- _What you should do_: Show only lines that include "salafistischen".

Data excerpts
--------------------------------

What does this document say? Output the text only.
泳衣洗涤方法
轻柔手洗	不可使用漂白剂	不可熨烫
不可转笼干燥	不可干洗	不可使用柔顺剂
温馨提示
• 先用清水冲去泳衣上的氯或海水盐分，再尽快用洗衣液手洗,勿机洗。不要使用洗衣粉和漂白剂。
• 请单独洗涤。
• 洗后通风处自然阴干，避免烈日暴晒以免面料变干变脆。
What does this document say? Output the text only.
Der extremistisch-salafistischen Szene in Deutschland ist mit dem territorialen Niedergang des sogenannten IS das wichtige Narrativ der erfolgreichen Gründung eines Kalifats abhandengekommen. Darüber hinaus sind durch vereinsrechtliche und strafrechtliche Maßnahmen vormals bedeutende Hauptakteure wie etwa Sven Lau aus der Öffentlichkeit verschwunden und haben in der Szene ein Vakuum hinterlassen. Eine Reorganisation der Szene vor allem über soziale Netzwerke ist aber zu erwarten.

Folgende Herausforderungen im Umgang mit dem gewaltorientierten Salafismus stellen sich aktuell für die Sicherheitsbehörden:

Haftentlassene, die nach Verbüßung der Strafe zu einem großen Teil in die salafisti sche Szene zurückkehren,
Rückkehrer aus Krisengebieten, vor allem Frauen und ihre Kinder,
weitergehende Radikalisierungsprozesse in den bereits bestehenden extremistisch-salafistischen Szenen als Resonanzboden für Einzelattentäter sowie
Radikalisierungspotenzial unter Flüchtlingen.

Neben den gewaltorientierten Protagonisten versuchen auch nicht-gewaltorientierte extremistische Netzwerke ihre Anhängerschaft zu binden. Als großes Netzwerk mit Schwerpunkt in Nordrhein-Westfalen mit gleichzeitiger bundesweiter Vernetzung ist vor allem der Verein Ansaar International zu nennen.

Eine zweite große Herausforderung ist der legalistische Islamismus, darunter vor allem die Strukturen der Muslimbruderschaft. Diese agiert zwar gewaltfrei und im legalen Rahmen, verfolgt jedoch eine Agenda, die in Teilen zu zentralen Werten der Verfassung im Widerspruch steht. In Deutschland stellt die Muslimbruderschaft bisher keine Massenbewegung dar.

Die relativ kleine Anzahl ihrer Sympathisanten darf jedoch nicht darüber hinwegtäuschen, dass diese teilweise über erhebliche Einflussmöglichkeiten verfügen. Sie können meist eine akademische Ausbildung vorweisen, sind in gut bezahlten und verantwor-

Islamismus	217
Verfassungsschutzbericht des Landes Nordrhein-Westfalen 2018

--------------------------------

- _Full output_:
Der extremistisch-salafistischen Szene in Deutschland ist mit dem territorialen Niedergang des sogenannten IS das wichtige Narrativ der erfolgreichen Gründung eines Kalifats abhandengekommen. Darüber hinaus sind durch vereinsrechtliche und strafrechtliche Maßnahmen vormals bedeutende Hauptakteure wie etwa Sven Lau aus der Öffentlichkeit verschwunden und haben in der Szene ein Vakuum hinterlassen. Eine Reorganisation der Szene vor allem über soziale Netzwerke ist aber zu erwarten.
weitergehende Radikalisierungsprozesse in den bereits bestehenden extremistisch-salafistischen Szenen als Resonanzboden für Einzelattentäter sowie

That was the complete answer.